▶ _Information shown_
★ ★ ★ ★

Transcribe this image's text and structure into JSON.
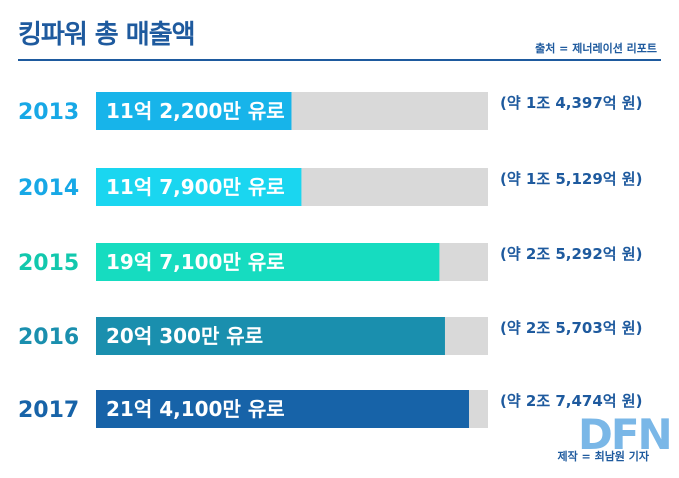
{
  "title": "킹파워 총 매출액",
  "source": "출처 = 제너레이션 리포트",
  "credit": "제작 = 최남원 기자",
  "logo": "DFN",
  "colors": {
    "title": "#1e5a9e",
    "track": "#d9d9d9",
    "krw_text": "#1e5a9e"
  },
  "chart_data": {
    "type": "bar",
    "orientation": "horizontal",
    "unit": "만 유로",
    "xlim": [
      0,
      2500
    ],
    "categories": [
      "2013",
      "2014",
      "2015",
      "2016",
      "2017"
    ],
    "values": [
      112200,
      117900,
      197100,
      200300,
      214100
    ],
    "bar_labels": [
      "11억 2,200만 유로",
      "11억 7,900만 유로",
      "19억 7,100만 유로",
      "20억 300만 유로",
      "21억 4,100만 유로"
    ],
    "krw_labels": [
      "(약 1조 4,397억 원)",
      "(약 1조 5,129억 원)",
      "(약 2조 5,292억 원)",
      "(약 2조 5,703억 원)",
      "(약 2조 7,474억 원)"
    ],
    "bar_colors": [
      "#17b4ea",
      "#1ad6f0",
      "#16dcc0",
      "#1a8fae",
      "#1763a8"
    ],
    "year_colors": [
      "#17a8e6",
      "#17a8e6",
      "#12c8ad",
      "#1a8fae",
      "#1763a8"
    ],
    "track_max_value": 225000
  }
}
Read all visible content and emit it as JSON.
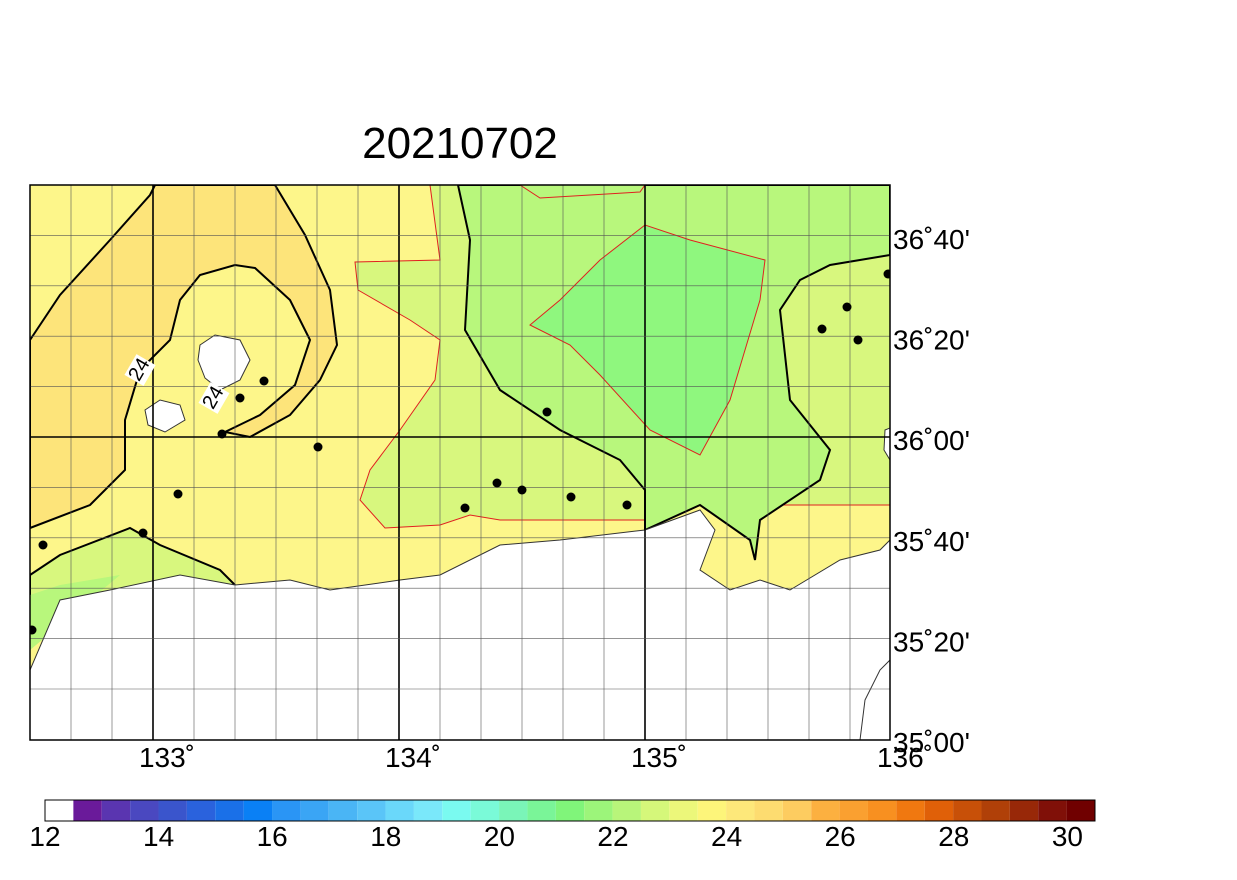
{
  "title": "20210702",
  "map": {
    "longitude_labels": [
      "133˚",
      "134˚",
      "135˚",
      "136˚"
    ],
    "latitude_labels": [
      "36˚40'",
      "36˚20'",
      "36˚00'",
      "35˚40'",
      "35˚20'",
      "35˚00'"
    ],
    "contour_labels": [
      "24",
      "24"
    ]
  },
  "colorbar": {
    "labels": [
      "12",
      "14",
      "16",
      "18",
      "20",
      "22",
      "24",
      "26",
      "28",
      "30"
    ]
  }
}
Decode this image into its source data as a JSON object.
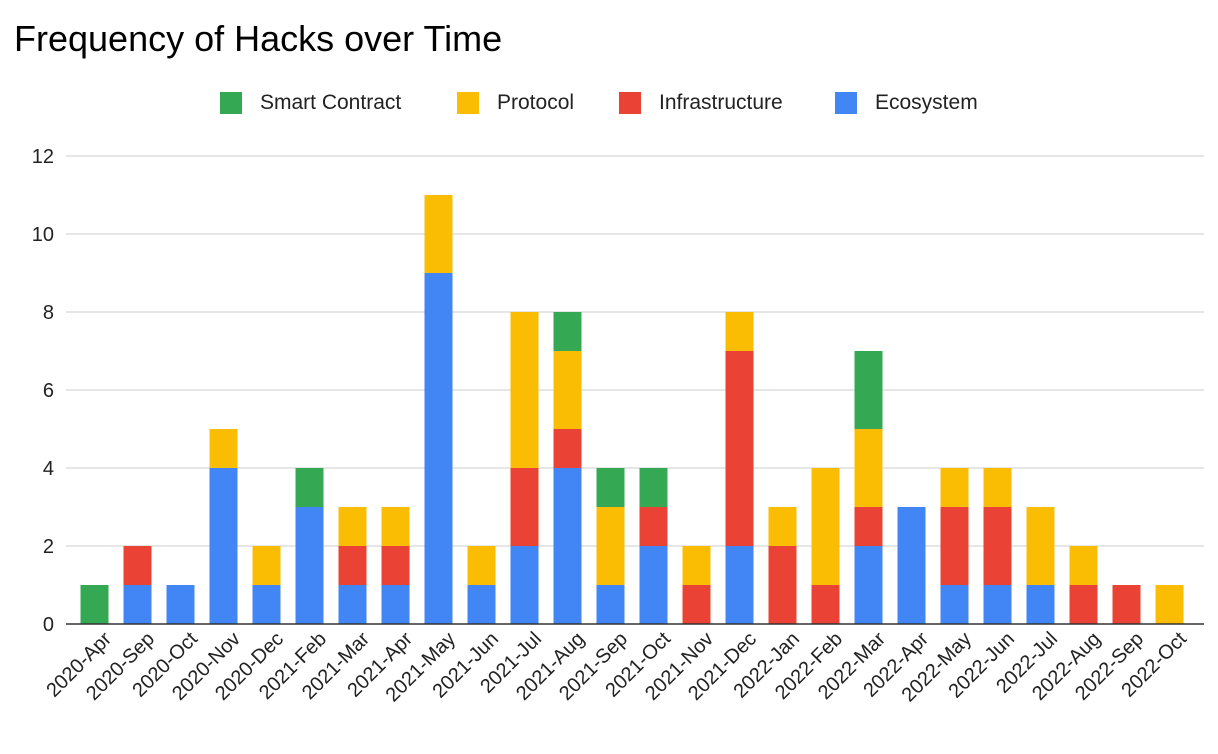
{
  "chart_data": {
    "type": "bar",
    "stacked": true,
    "title": "Frequency of Hacks over Time",
    "xlabel": "",
    "ylabel": "",
    "ylim": [
      0,
      12
    ],
    "yticks": [
      "0",
      "2",
      "4",
      "6",
      "8",
      "10",
      "12"
    ],
    "grid": true,
    "legend_position": "top-center",
    "categories": [
      "2020-Apr",
      "2020-Sep",
      "2020-Oct",
      "2020-Nov",
      "2020-Dec",
      "2021-Feb",
      "2021-Mar",
      "2021-Apr",
      "2021-May",
      "2021-Jun",
      "2021-Jul",
      "2021-Aug",
      "2021-Sep",
      "2021-Oct",
      "2021-Nov",
      "2021-Dec",
      "2022-Jan",
      "2022-Feb",
      "2022-Mar",
      "2022-Apr",
      "2022-May",
      "2022-Jun",
      "2022-Jul",
      "2022-Aug",
      "2022-Sep",
      "2022-Oct"
    ],
    "series": [
      {
        "name": "Ecosystem",
        "color": "#4285f4",
        "values": [
          0,
          1,
          1,
          4,
          1,
          3,
          1,
          1,
          9,
          1,
          2,
          4,
          1,
          2,
          0,
          2,
          0,
          0,
          2,
          3,
          1,
          1,
          1,
          0,
          0,
          0
        ]
      },
      {
        "name": "Infrastructure",
        "color": "#ea4335",
        "values": [
          0,
          1,
          0,
          0,
          0,
          0,
          1,
          1,
          0,
          0,
          2,
          1,
          0,
          1,
          1,
          5,
          2,
          1,
          1,
          0,
          2,
          2,
          0,
          1,
          1,
          0
        ]
      },
      {
        "name": "Protocol",
        "color": "#fbbc04",
        "values": [
          0,
          0,
          0,
          1,
          1,
          0,
          1,
          1,
          2,
          1,
          4,
          2,
          2,
          0,
          1,
          1,
          1,
          3,
          2,
          0,
          1,
          1,
          2,
          1,
          0,
          1
        ]
      },
      {
        "name": "Smart Contract",
        "color": "#34a853",
        "values": [
          1,
          0,
          0,
          0,
          0,
          1,
          0,
          0,
          0,
          0,
          0,
          1,
          1,
          1,
          0,
          0,
          0,
          0,
          2,
          0,
          0,
          0,
          0,
          0,
          0,
          0
        ]
      }
    ],
    "legend_order": [
      "Smart Contract",
      "Protocol",
      "Infrastructure",
      "Ecosystem"
    ]
  }
}
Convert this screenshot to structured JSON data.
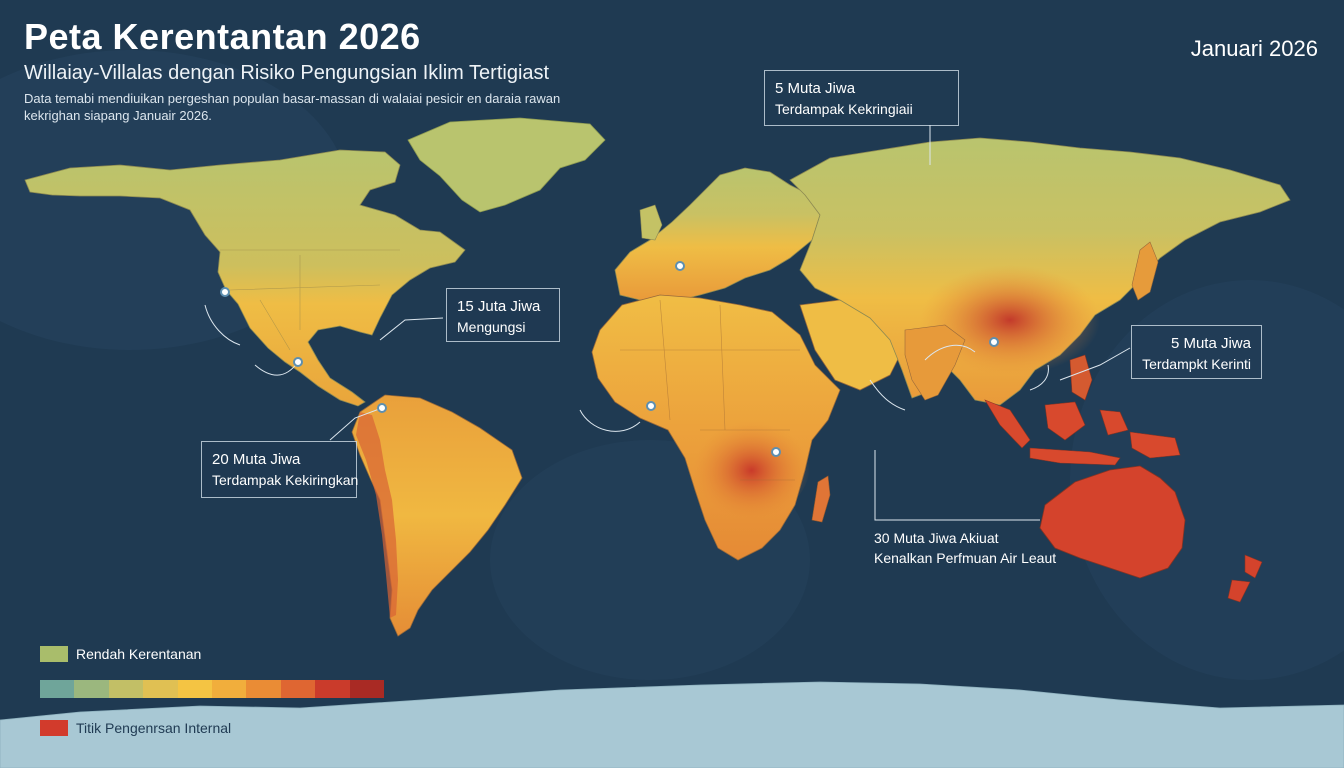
{
  "header": {
    "title": "Peta Kerentantan 2026",
    "subtitle": "Willaiay-Villalas dengan Risiko Pengungsian Iklim Tertigiast",
    "description_line1": "Data temabi mendiuikan pergeshan populan basar-massan di walaiai pesicir en daraia rawan",
    "description_line2": "kekrighan siapang Januair 2026.",
    "date": "Januari 2026"
  },
  "callouts": [
    {
      "id": "north-asia",
      "line1": "5 Muta Jiwa",
      "line2": "Terdampak Kekringiaii"
    },
    {
      "id": "atlantic",
      "line1": "15 Juta Jiwa",
      "line2": "Mengungsi"
    },
    {
      "id": "southeast-asia",
      "line1": "5 Muta Jiwa",
      "line2": "Terdampkt Kerinti"
    },
    {
      "id": "south-america",
      "line1": "20 Muta Jiwa",
      "line2": "Terdampak Kekiringkan"
    },
    {
      "id": "oceania",
      "line1": "30 Muta Jiwa Akiuat",
      "line2": "Kenalkan Perfmuan Air Leaut"
    }
  ],
  "legend": {
    "low_label": "Rendah Kerentanan",
    "low_color": "#a9bd6b",
    "high_label": "Titik Pengenrsan Internal",
    "high_color": "#d23b2c",
    "scale_colors": [
      "#6fa59a",
      "#9bb77e",
      "#c2bf66",
      "#e0c053",
      "#f4c443",
      "#f1ae3c",
      "#ea8c35",
      "#df6632",
      "#ca3b2b",
      "#a92a24"
    ]
  },
  "colors": {
    "ocean": "#1f3a52",
    "ice": "#a8c8d4",
    "land_low": "#b9c46e",
    "land_mid": "#efbd45",
    "land_high": "#e58a35",
    "land_hot": "#cf3d2b"
  }
}
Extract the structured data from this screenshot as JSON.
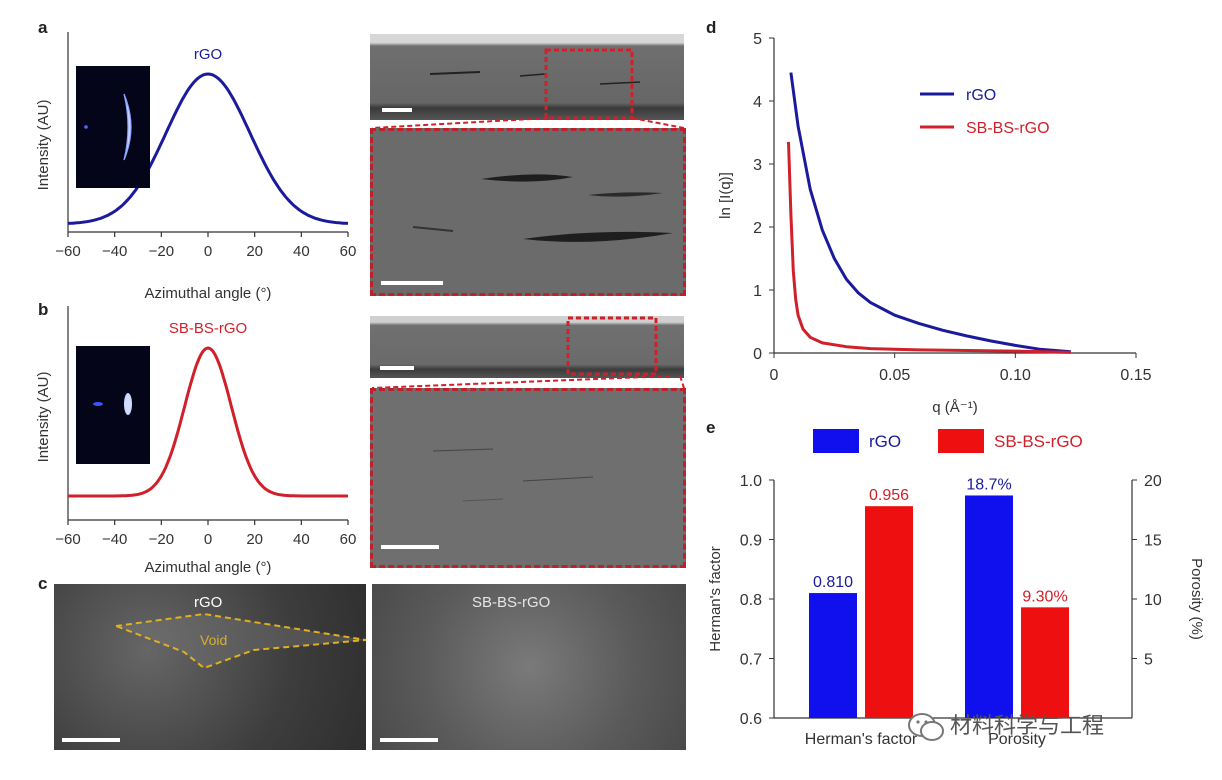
{
  "panels": {
    "a": {
      "label": "a",
      "curve_label": "rGO",
      "ylabel": "Intensity (AU)",
      "xlabel": "Azimuthal angle (°)",
      "xticks": [
        "−60",
        "−40",
        "−20",
        "0",
        "20",
        "40",
        "60"
      ],
      "color": "#1a1a9c"
    },
    "b": {
      "label": "b",
      "curve_label": "SB-BS-rGO",
      "ylabel": "Intensity (AU)",
      "xlabel": "Azimuthal angle (°)",
      "xticks": [
        "−60",
        "−40",
        "−20",
        "0",
        "20",
        "40",
        "60"
      ],
      "color": "#d0202a"
    },
    "c": {
      "label": "c",
      "left_title": "rGO",
      "void_label": "Void",
      "right_title": "SB-BS-rGO"
    },
    "d": {
      "label": "d"
    },
    "e": {
      "label": "e"
    }
  },
  "chart_data": [
    {
      "id": "d",
      "type": "line",
      "xlabel": "q (Å⁻¹)",
      "ylabel": "ln [I(q)]",
      "xlim": [
        0,
        0.15
      ],
      "ylim": [
        0,
        5
      ],
      "xticks": [
        "0",
        "0.05",
        "0.10",
        "0.15"
      ],
      "yticks": [
        "0",
        "1",
        "2",
        "3",
        "4",
        "5"
      ],
      "series": [
        {
          "name": "rGO",
          "color": "#1a1a9c",
          "x": [
            0.007,
            0.01,
            0.015,
            0.02,
            0.025,
            0.03,
            0.035,
            0.04,
            0.05,
            0.06,
            0.07,
            0.08,
            0.09,
            0.1,
            0.11,
            0.123
          ],
          "y": [
            4.45,
            3.6,
            2.6,
            1.95,
            1.5,
            1.17,
            0.95,
            0.8,
            0.6,
            0.47,
            0.36,
            0.27,
            0.19,
            0.12,
            0.06,
            0.02
          ]
        },
        {
          "name": "SB-BS-rGO",
          "color": "#d0202a",
          "x": [
            0.006,
            0.007,
            0.008,
            0.009,
            0.01,
            0.012,
            0.015,
            0.02,
            0.03,
            0.04,
            0.06,
            0.08,
            0.1,
            0.123
          ],
          "y": [
            3.35,
            2.2,
            1.3,
            0.85,
            0.6,
            0.38,
            0.25,
            0.16,
            0.1,
            0.07,
            0.05,
            0.04,
            0.03,
            0.01
          ]
        }
      ]
    },
    {
      "id": "e",
      "type": "bar",
      "categories": [
        "Herman's factor",
        "Porosity"
      ],
      "ylabel": "Herman's factor",
      "y2label": "Porosity (%)",
      "ylim": [
        0.6,
        1.0
      ],
      "y2lim": [
        0,
        20
      ],
      "yticks": [
        "0.6",
        "0.7",
        "0.8",
        "0.9",
        "1.0"
      ],
      "y2ticks": [
        "5",
        "10",
        "15",
        "20"
      ],
      "series": [
        {
          "name": "rGO",
          "color": "#1010ee",
          "values": [
            0.81,
            18.7
          ],
          "labels": [
            "0.810",
            "18.7%"
          ]
        },
        {
          "name": "SB-BS-rGO",
          "color": "#ee1010",
          "values": [
            0.956,
            9.3
          ],
          "labels": [
            "0.956",
            "9.30%"
          ]
        }
      ]
    }
  ],
  "watermark": {
    "text": "材料科学与工程",
    "icon": "wechat-icon"
  }
}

★ ★ ★ ★

▶ _The exercise_
From the data above, pick out each line containing "Terdampak" and copy it.

▶ _Answer for this exercise_
      "line2": "Terdampak Kekringiaii"
      "line2": "Terdampak Kekiringkan"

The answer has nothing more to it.